--- Dataset excerpts ---
◆ ◆ ◆ ◆

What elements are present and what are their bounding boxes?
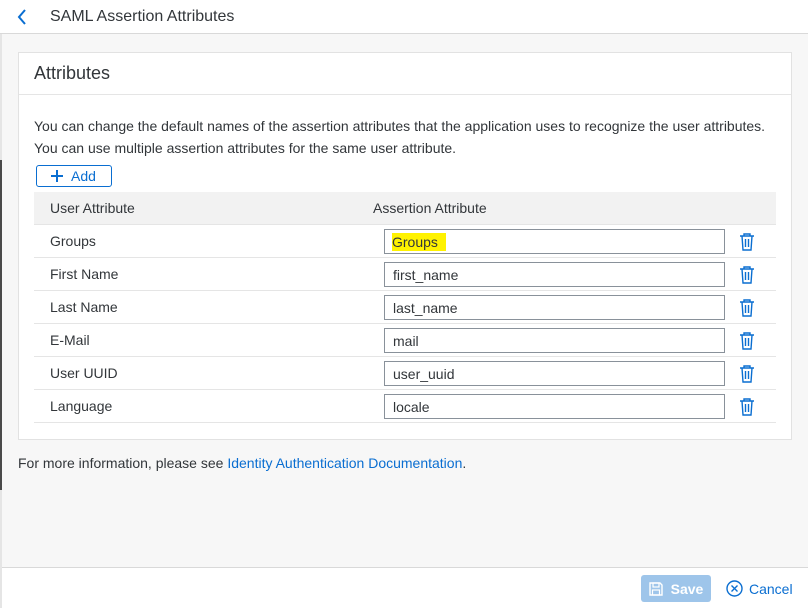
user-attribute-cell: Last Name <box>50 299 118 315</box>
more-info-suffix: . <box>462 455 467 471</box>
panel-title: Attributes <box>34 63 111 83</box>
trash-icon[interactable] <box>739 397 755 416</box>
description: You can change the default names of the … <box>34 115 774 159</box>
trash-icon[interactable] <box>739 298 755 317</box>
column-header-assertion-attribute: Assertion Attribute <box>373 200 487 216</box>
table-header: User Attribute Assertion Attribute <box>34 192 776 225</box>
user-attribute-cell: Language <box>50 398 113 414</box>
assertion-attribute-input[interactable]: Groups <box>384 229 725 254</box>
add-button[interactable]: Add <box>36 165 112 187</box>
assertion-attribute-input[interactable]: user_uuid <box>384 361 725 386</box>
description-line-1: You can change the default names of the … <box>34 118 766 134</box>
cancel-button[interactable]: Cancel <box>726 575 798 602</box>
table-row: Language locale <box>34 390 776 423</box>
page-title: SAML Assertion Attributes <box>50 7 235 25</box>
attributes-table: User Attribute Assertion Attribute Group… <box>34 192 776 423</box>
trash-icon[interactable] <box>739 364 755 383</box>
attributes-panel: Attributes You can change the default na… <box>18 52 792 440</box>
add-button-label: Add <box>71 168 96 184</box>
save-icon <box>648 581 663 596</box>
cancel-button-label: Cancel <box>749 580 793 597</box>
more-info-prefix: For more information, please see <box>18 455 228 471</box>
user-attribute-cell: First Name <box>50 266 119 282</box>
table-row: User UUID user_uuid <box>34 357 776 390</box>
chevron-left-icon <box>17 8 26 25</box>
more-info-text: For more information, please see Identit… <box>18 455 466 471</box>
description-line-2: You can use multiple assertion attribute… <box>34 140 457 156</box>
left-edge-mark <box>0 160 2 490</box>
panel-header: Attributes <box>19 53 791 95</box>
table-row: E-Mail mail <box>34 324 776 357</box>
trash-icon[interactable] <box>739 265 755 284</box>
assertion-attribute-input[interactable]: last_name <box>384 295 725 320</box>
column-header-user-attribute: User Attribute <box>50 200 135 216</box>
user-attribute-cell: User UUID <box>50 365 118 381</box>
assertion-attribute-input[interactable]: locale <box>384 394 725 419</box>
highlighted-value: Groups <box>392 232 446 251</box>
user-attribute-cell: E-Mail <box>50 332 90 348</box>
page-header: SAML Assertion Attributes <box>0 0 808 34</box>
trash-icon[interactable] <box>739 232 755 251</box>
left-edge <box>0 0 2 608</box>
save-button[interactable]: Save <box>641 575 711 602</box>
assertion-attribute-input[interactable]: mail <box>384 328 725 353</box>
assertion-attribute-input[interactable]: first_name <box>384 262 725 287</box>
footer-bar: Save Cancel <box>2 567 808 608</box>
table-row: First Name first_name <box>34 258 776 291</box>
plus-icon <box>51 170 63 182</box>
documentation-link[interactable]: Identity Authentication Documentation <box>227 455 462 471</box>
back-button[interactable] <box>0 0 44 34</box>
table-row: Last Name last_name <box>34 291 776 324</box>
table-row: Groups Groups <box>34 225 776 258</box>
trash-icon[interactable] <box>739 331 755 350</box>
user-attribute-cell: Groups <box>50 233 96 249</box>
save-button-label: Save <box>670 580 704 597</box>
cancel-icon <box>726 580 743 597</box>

◆ ◆ ◆ ◆

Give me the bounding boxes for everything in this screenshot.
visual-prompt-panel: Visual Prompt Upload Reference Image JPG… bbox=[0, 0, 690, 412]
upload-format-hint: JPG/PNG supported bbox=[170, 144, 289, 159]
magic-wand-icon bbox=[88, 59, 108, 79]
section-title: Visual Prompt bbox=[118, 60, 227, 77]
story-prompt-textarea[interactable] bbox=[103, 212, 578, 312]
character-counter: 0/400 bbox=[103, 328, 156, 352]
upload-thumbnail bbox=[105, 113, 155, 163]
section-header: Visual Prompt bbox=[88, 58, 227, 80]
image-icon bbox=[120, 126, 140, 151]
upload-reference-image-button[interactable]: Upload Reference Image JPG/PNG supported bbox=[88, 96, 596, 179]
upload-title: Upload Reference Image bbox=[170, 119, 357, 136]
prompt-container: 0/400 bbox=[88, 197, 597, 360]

◆ ◆ ◆ ◆

--- Written instruction ---
Extract the items from the line containing "user-attribute-cell: Last Name" up to and including the line containing "save-icon <box>648 581 663 596</box>", and reproduce those lines without changes.

--- Solution for this problem ---
user-attribute-cell: Last Name <box>50 299 118 315</box>
more-info-suffix: . <box>462 455 467 471</box>
panel-title: Attributes <box>34 63 111 83</box>
trash-icon[interactable] <box>739 397 755 416</box>
description: You can change the default names of the … <box>34 115 774 159</box>
trash-icon[interactable] <box>739 298 755 317</box>
column-header-assertion-attribute: Assertion Attribute <box>373 200 487 216</box>
table-header: User Attribute Assertion Attribute <box>34 192 776 225</box>
user-attribute-cell: Language <box>50 398 113 414</box>
assertion-attribute-input[interactable]: Groups <box>384 229 725 254</box>
add-button[interactable]: Add <box>36 165 112 187</box>
assertion-attribute-input[interactable]: user_uuid <box>384 361 725 386</box>
description-line-1: You can change the default names of the … <box>34 118 766 134</box>
cancel-button[interactable]: Cancel <box>726 575 798 602</box>
table-row: Language locale <box>34 390 776 423</box>
page-title: SAML Assertion Attributes <box>50 7 235 25</box>
attributes-table: User Attribute Assertion Attribute Group… <box>34 192 776 423</box>
trash-icon[interactable] <box>739 364 755 383</box>
attributes-panel: Attributes You can change the default na… <box>18 52 792 440</box>
add-button-label: Add <box>71 168 96 184</box>
save-icon <box>648 581 663 596</box>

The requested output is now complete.